• Items listed in a dataset:
□ □ □ □ □ □ □
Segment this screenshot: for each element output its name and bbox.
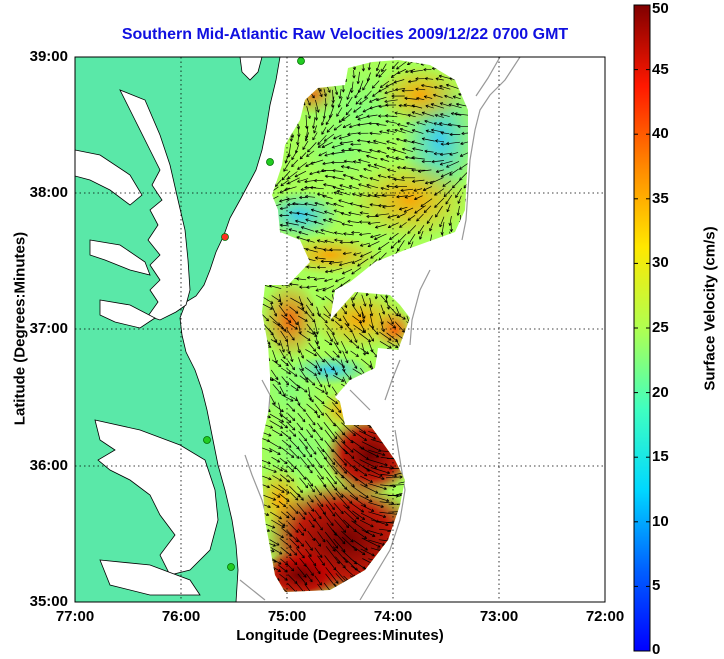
x-tick-label: 75:00 <box>267 608 307 625</box>
bathymetry-contours <box>239 57 521 601</box>
x-tick-label: 73:00 <box>479 608 519 625</box>
colorbar-tick-label: 25 <box>652 319 669 336</box>
velocity-field <box>262 60 468 592</box>
colorbar <box>633 4 651 652</box>
radar-station <box>227 563 235 571</box>
y-tick-label: 35:00 <box>29 593 68 610</box>
radar-station <box>266 158 274 166</box>
plot-area <box>74 56 606 603</box>
colorbar-tick-label: 10 <box>652 512 669 530</box>
colorbar-tick-label: 15 <box>652 448 669 466</box>
y-tick-label: 37:00 <box>29 320 68 337</box>
sound <box>99 559 201 596</box>
y-tick-label: 39:00 <box>29 48 68 65</box>
y-axis-label: Latitude (Degrees:Minutes) <box>11 231 29 426</box>
x-tick-label: 76:00 <box>161 608 201 625</box>
colorbar-tick-label: 40 <box>652 125 669 143</box>
x-tick-label: 72:00 <box>585 608 625 625</box>
sound <box>94 419 219 576</box>
bay-inlet <box>99 299 156 329</box>
colorbar-tick-label: 30 <box>652 254 669 272</box>
colorbar-tick-label: 45 <box>652 60 669 78</box>
y-tick-label: 36:00 <box>29 457 68 474</box>
grid-lines <box>75 57 605 602</box>
chart-title: Southern Mid-Atlantic Raw Velocities 200… <box>121 26 569 43</box>
radar-station <box>203 436 211 444</box>
plot-frame <box>74 56 606 603</box>
bay-inlet <box>75 149 143 206</box>
delaware-bay <box>239 57 263 81</box>
colorbar-tick-label: 0 <box>652 641 661 658</box>
colorbar-tick-label: 50 <box>652 0 669 17</box>
colorbar-tick-label: 35 <box>652 189 669 207</box>
colorbar-label: Surface Velocity (cm/s) <box>701 226 719 391</box>
colorbar-tick-label: 20 <box>652 383 669 401</box>
chesapeake-bay <box>119 89 191 321</box>
x-axis-label: Longitude (Degrees:Minutes) <box>236 627 444 644</box>
y-tick-label: 38:00 <box>29 184 68 201</box>
radar-station <box>221 233 229 241</box>
x-tick-label: 74:00 <box>373 608 413 625</box>
radar-station <box>297 57 305 65</box>
x-tick-label: 77:00 <box>55 608 95 625</box>
bay-inlet <box>89 239 151 276</box>
colorbar-tick-label: 5 <box>652 577 661 595</box>
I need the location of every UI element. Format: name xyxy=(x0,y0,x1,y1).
□ □ □ □ □ □ □
• Exercise instructions:
Copy out the listing above word for word, leaving out the pictures.

• Solution to this problem:
Segment this screenshot: for each element output its name and bbox.
x-tick-label: 75:00 <box>267 608 307 625</box>
bathymetry-contours <box>239 57 521 601</box>
x-tick-label: 73:00 <box>479 608 519 625</box>
colorbar-tick-label: 25 <box>652 319 669 336</box>
velocity-field <box>262 60 468 592</box>
colorbar <box>633 4 651 652</box>
radar-station <box>227 563 235 571</box>
y-tick-label: 35:00 <box>29 593 68 610</box>
radar-station <box>266 158 274 166</box>
plot-area <box>74 56 606 603</box>
colorbar-tick-label: 10 <box>652 512 669 530</box>
colorbar-tick-label: 15 <box>652 448 669 466</box>
y-tick-label: 37:00 <box>29 320 68 337</box>
sound <box>99 559 201 596</box>
y-tick-label: 39:00 <box>29 48 68 65</box>
y-axis-label: Latitude (Degrees:Minutes) <box>11 231 29 426</box>
x-tick-label: 76:00 <box>161 608 201 625</box>
colorbar-tick-label: 40 <box>652 125 669 143</box>
x-tick-label: 72:00 <box>585 608 625 625</box>
sound <box>94 419 219 576</box>
bay-inlet <box>99 299 156 329</box>
colorbar-tick-label: 30 <box>652 254 669 272</box>
colorbar-tick-label: 45 <box>652 60 669 78</box>
y-tick-label: 36:00 <box>29 457 68 474</box>
grid-lines <box>75 57 605 602</box>
chart-title: Southern Mid-Atlantic Raw Velocities 200… <box>121 26 569 43</box>
radar-station <box>203 436 211 444</box>
plot-frame <box>74 56 606 603</box>
bay-inlet <box>75 149 143 206</box>
delaware-bay <box>239 57 263 81</box>
colorbar-tick-label: 0 <box>652 641 661 658</box>
colorbar-tick-label: 50 <box>652 0 669 17</box>
colorbar-tick-label: 35 <box>652 189 669 207</box>
colorbar-label: Surface Velocity (cm/s) <box>701 226 719 391</box>
colorbar-tick-label: 20 <box>652 383 669 401</box>
chesapeake-bay <box>119 89 191 321</box>
x-axis-label: Longitude (Degrees:Minutes) <box>236 627 444 644</box>
y-tick-label: 38:00 <box>29 184 68 201</box>
radar-station <box>221 233 229 241</box>
x-tick-label: 74:00 <box>373 608 413 625</box>
radar-station <box>297 57 305 65</box>
x-tick-label: 77:00 <box>55 608 95 625</box>
bay-inlet <box>89 239 151 276</box>
colorbar-tick-label: 5 <box>652 577 661 595</box>
I need the location of every UI element. Format: name xyxy=(x0,y0,x1,y1).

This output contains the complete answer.